- _TASK INPUT_:
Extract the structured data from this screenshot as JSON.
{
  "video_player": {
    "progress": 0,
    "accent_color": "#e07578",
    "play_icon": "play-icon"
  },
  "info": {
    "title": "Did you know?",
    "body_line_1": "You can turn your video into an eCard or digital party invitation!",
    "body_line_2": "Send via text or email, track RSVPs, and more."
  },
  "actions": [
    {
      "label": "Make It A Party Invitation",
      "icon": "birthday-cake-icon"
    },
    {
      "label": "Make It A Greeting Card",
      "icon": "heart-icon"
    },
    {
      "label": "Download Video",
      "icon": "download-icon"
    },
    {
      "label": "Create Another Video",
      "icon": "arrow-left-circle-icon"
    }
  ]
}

- _EXERCISE_:
Repeat all of the records above exactly as written.

- _RESPONSE_:
Extract the structured data from this screenshot as JSON.
{
  "video_player": {
    "progress": 0,
    "accent_color": "#e07578",
    "play_icon": "play-icon"
  },
  "info": {
    "title": "Did you know?",
    "body_line_1": "You can turn your video into an eCard or digital party invitation!",
    "body_line_2": "Send via text or email, track RSVPs, and more."
  },
  "actions": [
    {
      "label": "Make It A Party Invitation",
      "icon": "birthday-cake-icon"
    },
    {
      "label": "Make It A Greeting Card",
      "icon": "heart-icon"
    },
    {
      "label": "Download Video",
      "icon": "download-icon"
    },
    {
      "label": "Create Another Video",
      "icon": "arrow-left-circle-icon"
    }
  ]
}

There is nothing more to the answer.